→ **TASK GOAL**:
Give back exactly the lines starting at the one with "Enumerate this screenshot's" and ending at the last line of the data below. Pictures are not part of the copy.

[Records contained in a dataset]
◇ ◇ ◇

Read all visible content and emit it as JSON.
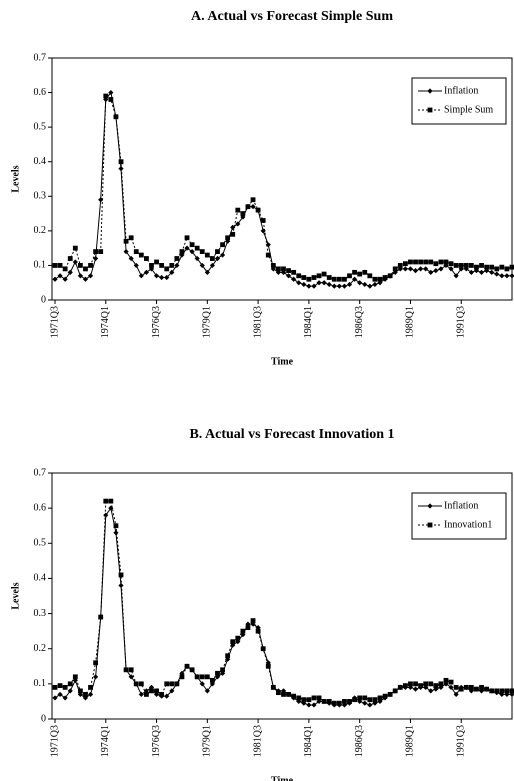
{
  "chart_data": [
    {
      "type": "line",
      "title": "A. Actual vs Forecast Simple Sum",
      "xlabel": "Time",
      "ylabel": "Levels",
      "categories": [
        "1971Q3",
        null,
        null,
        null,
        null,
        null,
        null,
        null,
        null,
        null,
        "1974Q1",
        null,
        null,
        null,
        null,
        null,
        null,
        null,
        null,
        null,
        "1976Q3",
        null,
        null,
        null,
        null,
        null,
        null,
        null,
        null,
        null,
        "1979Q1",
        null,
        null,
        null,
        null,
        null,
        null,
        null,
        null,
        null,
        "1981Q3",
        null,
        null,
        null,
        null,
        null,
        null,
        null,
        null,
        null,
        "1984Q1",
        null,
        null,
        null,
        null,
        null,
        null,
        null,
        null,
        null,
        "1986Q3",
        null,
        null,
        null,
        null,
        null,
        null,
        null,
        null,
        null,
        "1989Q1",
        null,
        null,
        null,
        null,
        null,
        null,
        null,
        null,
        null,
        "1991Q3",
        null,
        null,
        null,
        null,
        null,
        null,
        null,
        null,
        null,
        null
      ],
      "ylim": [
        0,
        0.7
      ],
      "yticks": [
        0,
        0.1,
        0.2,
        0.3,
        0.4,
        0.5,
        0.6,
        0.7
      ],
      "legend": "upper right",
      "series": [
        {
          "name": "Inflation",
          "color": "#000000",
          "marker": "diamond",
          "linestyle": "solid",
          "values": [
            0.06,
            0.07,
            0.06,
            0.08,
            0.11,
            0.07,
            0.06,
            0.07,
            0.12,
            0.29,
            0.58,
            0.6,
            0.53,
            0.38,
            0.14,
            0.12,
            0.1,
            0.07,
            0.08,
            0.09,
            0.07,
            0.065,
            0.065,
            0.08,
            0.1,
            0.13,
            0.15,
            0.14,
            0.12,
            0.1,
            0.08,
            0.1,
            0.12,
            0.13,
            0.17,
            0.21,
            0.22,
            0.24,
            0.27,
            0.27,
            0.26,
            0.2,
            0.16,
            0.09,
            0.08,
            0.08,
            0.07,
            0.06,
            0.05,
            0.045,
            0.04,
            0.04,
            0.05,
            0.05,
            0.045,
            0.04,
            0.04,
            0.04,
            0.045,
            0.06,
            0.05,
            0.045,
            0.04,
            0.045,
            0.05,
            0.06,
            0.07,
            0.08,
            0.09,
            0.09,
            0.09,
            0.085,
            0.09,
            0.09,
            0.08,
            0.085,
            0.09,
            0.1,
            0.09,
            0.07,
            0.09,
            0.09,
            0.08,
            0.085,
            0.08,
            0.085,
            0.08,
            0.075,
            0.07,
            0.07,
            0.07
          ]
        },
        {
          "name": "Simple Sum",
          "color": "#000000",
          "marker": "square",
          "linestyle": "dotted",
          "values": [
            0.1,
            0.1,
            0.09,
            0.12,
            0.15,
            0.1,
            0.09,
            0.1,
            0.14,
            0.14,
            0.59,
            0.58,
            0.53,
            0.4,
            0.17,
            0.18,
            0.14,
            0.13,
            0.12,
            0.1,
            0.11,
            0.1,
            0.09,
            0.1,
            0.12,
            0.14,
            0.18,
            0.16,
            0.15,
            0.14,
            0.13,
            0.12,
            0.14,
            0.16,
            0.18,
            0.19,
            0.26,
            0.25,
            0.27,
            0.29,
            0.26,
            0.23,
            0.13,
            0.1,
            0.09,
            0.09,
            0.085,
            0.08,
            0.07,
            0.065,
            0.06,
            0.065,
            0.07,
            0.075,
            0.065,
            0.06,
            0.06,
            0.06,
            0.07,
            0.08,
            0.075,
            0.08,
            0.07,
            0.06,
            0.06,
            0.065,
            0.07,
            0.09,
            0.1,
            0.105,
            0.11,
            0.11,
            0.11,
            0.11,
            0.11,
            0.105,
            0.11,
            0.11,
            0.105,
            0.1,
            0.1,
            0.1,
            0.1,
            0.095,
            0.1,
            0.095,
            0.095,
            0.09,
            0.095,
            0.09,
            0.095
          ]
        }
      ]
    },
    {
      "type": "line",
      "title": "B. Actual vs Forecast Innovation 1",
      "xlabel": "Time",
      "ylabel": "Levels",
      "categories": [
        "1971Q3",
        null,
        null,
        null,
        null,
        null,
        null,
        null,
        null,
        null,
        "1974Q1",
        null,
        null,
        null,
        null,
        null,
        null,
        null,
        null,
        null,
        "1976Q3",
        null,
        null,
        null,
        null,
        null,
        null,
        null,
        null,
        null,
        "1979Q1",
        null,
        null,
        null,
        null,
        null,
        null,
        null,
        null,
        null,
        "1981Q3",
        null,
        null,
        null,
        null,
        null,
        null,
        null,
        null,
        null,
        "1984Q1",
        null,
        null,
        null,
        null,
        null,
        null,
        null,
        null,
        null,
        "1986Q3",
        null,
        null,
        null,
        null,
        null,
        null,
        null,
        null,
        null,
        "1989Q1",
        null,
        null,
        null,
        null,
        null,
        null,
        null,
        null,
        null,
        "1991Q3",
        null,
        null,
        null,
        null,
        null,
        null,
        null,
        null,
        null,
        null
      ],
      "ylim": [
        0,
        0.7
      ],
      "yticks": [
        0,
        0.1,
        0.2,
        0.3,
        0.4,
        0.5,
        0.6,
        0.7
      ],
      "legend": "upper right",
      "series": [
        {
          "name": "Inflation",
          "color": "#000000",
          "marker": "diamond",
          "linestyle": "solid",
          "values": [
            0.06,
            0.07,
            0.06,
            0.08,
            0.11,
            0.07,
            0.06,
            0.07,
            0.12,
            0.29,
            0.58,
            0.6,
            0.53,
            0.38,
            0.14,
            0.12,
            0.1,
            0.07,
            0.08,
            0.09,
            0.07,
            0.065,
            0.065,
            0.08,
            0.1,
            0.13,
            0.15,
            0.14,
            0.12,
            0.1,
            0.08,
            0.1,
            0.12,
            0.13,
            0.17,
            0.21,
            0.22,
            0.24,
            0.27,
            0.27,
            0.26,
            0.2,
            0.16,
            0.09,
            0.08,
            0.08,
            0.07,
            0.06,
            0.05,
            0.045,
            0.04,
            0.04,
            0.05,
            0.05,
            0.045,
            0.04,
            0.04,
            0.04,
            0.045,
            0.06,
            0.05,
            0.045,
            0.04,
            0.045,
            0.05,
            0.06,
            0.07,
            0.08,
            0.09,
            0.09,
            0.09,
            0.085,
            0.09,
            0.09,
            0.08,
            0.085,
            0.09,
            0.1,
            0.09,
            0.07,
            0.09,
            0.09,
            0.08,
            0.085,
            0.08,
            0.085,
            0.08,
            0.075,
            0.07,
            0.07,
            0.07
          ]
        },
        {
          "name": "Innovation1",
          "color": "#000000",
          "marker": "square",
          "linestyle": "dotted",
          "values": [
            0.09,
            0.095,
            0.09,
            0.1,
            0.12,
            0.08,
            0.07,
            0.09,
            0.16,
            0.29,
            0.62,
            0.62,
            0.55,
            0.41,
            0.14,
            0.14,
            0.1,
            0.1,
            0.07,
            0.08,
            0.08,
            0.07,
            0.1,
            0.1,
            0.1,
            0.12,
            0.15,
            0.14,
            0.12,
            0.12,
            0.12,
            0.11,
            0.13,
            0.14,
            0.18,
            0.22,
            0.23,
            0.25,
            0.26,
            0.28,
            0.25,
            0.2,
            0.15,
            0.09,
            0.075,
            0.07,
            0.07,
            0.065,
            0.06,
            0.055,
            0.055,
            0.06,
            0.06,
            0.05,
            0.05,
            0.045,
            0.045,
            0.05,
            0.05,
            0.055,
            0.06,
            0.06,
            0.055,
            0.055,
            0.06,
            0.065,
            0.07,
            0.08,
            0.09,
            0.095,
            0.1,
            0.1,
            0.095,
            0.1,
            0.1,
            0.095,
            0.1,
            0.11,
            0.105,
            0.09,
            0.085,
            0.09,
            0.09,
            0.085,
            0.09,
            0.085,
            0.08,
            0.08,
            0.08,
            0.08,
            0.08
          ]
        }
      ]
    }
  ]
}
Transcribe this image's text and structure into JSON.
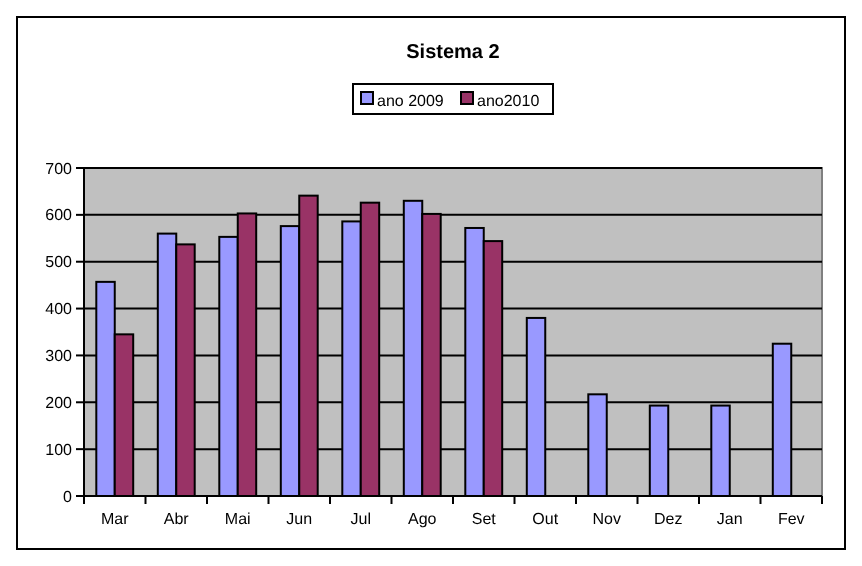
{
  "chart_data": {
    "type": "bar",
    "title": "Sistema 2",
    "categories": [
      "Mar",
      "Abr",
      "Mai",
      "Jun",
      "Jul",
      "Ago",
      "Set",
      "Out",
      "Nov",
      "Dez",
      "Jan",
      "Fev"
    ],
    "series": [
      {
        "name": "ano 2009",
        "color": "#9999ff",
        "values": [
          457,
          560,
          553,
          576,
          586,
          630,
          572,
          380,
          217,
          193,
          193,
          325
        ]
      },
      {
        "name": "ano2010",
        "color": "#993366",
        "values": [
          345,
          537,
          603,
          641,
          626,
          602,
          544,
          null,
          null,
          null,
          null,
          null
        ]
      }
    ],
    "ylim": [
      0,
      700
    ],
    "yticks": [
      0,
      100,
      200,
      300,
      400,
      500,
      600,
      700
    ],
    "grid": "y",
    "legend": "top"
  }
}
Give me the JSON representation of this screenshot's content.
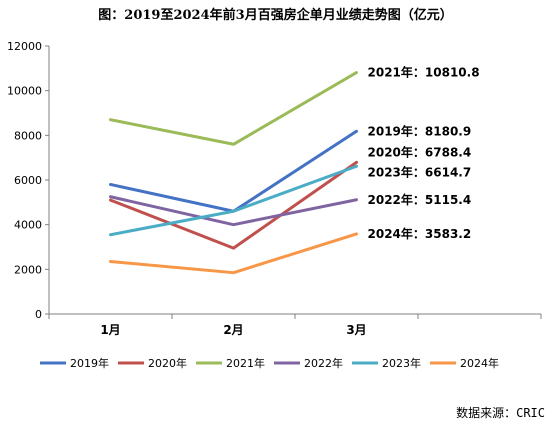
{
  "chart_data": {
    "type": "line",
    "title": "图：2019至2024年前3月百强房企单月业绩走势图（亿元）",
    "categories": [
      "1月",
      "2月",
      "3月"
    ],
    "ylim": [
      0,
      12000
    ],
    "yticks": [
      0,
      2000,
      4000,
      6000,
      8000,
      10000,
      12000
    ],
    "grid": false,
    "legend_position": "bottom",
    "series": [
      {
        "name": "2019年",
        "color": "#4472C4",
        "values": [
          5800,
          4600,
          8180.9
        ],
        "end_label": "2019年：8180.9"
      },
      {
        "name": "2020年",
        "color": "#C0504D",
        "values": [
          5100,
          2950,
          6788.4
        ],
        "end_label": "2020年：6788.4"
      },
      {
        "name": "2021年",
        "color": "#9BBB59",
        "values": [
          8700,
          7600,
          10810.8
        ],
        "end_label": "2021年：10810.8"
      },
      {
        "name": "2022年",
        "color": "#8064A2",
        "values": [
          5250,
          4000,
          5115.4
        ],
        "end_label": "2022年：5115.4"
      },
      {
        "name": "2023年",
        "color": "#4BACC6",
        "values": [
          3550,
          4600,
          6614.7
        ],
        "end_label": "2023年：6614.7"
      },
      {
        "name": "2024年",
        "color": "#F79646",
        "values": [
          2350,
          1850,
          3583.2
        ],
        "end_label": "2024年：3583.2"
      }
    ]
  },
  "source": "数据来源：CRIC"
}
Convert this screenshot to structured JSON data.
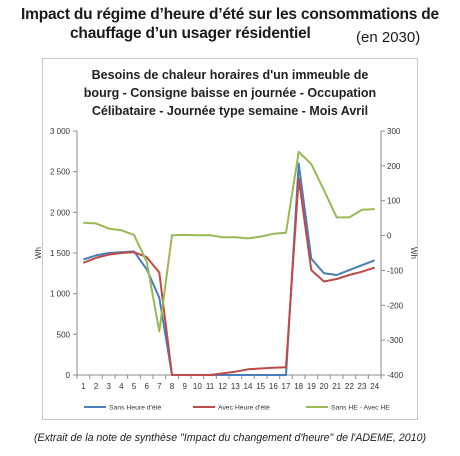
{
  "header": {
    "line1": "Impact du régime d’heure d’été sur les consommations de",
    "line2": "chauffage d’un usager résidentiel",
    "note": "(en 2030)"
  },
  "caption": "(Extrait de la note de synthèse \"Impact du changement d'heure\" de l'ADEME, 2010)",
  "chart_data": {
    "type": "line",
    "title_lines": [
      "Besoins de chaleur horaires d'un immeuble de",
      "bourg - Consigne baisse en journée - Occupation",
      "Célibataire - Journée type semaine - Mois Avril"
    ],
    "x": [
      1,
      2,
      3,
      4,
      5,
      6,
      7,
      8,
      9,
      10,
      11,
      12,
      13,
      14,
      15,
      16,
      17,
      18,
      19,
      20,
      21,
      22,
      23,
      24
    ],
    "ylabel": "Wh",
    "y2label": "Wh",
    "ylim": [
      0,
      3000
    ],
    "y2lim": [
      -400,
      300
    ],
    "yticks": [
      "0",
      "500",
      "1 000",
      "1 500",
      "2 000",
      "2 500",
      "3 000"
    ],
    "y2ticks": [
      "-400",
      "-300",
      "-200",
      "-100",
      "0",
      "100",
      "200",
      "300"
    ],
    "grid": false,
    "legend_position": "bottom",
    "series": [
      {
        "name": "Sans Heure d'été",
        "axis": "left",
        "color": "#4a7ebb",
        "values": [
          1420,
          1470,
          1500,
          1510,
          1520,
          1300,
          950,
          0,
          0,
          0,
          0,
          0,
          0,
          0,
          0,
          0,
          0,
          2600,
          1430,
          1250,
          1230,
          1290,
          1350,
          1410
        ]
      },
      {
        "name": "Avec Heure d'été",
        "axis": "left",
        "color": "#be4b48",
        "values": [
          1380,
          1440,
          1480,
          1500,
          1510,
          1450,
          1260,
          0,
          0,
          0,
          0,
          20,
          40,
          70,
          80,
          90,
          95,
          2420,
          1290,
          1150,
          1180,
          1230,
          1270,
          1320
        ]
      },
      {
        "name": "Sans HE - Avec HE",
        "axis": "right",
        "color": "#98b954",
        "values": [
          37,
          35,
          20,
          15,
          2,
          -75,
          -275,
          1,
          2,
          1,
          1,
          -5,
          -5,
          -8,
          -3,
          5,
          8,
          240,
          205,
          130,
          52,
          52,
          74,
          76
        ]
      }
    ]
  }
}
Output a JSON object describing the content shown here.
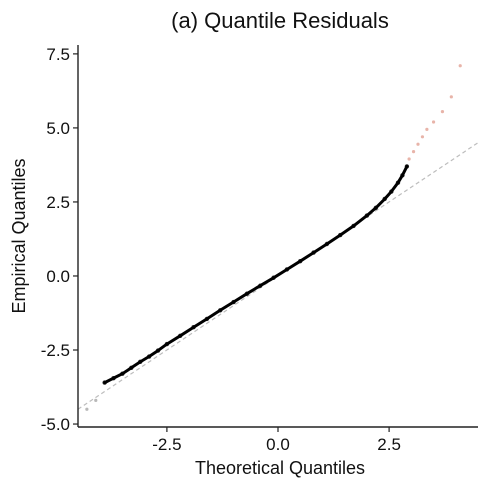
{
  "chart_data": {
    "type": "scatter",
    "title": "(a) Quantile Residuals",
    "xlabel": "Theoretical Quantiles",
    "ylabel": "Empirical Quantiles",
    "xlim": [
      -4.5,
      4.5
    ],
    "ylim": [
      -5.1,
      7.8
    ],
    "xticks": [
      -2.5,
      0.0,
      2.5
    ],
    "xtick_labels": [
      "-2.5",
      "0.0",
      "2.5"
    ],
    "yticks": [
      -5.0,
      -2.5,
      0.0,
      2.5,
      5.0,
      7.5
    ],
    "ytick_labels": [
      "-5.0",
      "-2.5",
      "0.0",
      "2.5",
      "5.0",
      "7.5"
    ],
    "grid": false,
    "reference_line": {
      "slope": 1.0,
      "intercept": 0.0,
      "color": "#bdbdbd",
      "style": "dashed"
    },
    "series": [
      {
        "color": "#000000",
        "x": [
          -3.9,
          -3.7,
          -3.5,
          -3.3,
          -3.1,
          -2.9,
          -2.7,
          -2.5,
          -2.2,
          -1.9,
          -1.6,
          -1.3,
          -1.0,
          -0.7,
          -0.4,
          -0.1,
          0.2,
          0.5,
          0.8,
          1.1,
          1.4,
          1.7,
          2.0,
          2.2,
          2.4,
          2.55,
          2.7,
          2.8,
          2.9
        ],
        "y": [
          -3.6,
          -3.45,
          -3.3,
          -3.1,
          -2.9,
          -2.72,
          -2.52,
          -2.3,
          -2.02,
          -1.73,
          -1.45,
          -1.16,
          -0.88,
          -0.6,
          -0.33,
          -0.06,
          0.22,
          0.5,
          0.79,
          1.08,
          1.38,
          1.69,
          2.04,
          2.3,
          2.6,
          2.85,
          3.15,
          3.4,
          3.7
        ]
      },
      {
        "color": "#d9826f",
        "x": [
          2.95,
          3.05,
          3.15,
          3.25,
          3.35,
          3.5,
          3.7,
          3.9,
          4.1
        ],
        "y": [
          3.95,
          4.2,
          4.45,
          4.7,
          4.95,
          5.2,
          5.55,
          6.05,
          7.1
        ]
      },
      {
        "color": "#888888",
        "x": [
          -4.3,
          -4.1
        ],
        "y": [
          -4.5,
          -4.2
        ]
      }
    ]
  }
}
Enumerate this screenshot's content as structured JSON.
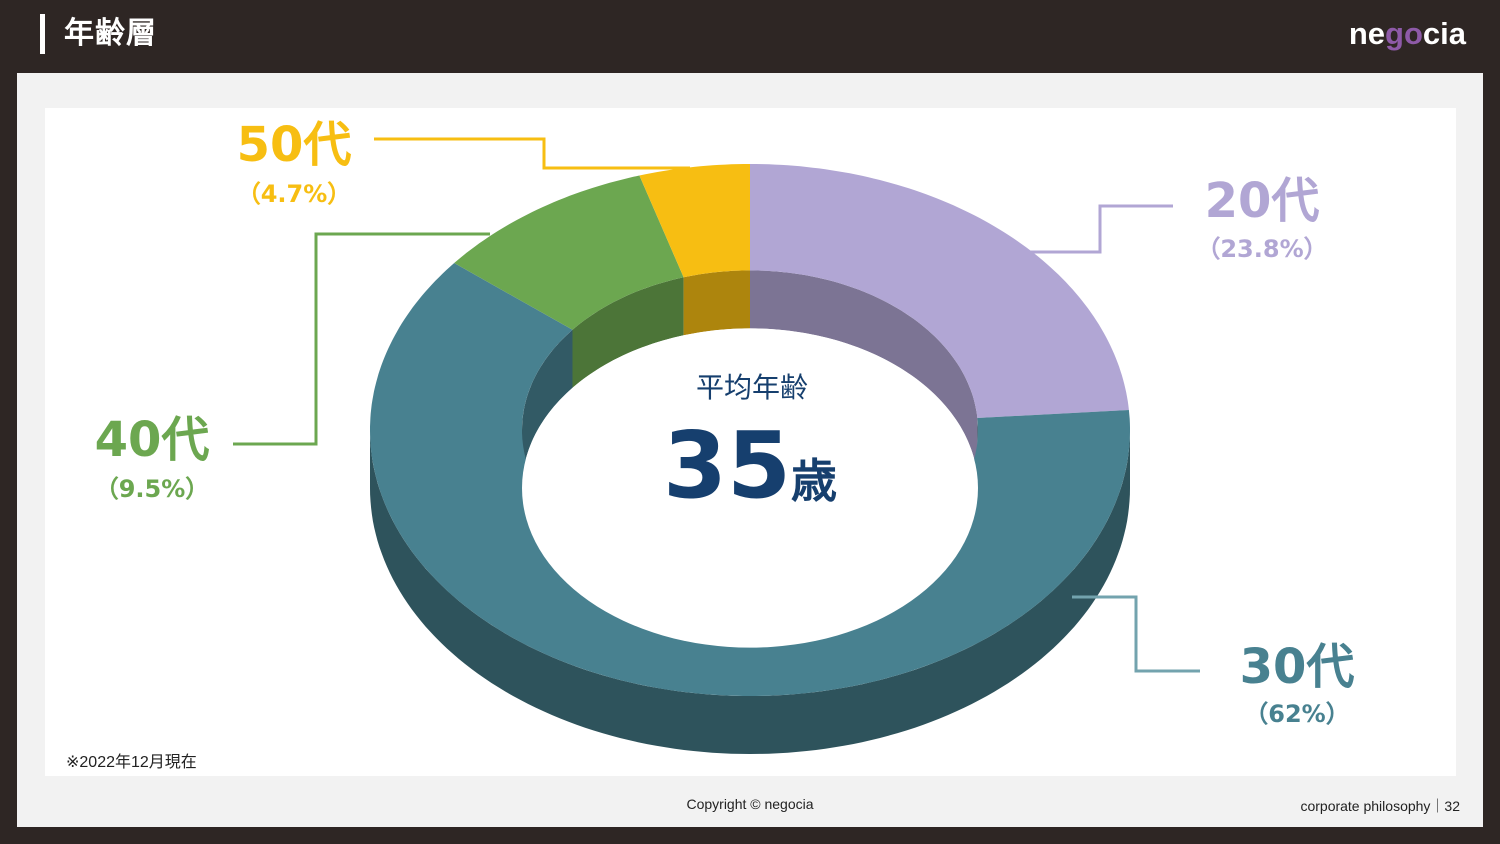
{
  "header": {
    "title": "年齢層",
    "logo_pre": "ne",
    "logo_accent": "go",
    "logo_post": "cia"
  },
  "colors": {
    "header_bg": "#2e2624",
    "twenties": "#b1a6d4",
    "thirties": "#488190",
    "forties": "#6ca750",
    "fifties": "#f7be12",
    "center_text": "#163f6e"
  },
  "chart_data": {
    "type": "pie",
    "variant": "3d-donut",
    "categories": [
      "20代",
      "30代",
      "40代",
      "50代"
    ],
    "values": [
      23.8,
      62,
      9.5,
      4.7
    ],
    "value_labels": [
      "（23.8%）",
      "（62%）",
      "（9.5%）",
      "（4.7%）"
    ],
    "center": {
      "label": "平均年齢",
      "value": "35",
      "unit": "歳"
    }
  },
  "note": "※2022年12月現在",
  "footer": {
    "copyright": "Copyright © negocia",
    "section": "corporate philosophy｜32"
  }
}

◇ ◇ ◇

→ **RESPONSE TO THE TASK**:
Enumerate this screenshot's content as structured JSON.
{
  "header": {
    "title": "年齢層",
    "logo_pre": "ne",
    "logo_accent": "go",
    "logo_post": "cia"
  },
  "colors": {
    "header_bg": "#2e2624",
    "twenties": "#b1a6d4",
    "thirties": "#488190",
    "forties": "#6ca750",
    "fifties": "#f7be12",
    "center_text": "#163f6e"
  },
  "chart_data": {
    "type": "pie",
    "variant": "3d-donut",
    "categories": [
      "20代",
      "30代",
      "40代",
      "50代"
    ],
    "values": [
      23.8,
      62,
      9.5,
      4.7
    ],
    "value_labels": [
      "（23.8%）",
      "（62%）",
      "（9.5%）",
      "（4.7%）"
    ],
    "center": {
      "label": "平均年齢",
      "value": "35",
      "unit": "歳"
    }
  },
  "note": "※2022年12月現在",
  "footer": {
    "copyright": "Copyright © negocia",
    "section": "corporate philosophy｜32"
  }
}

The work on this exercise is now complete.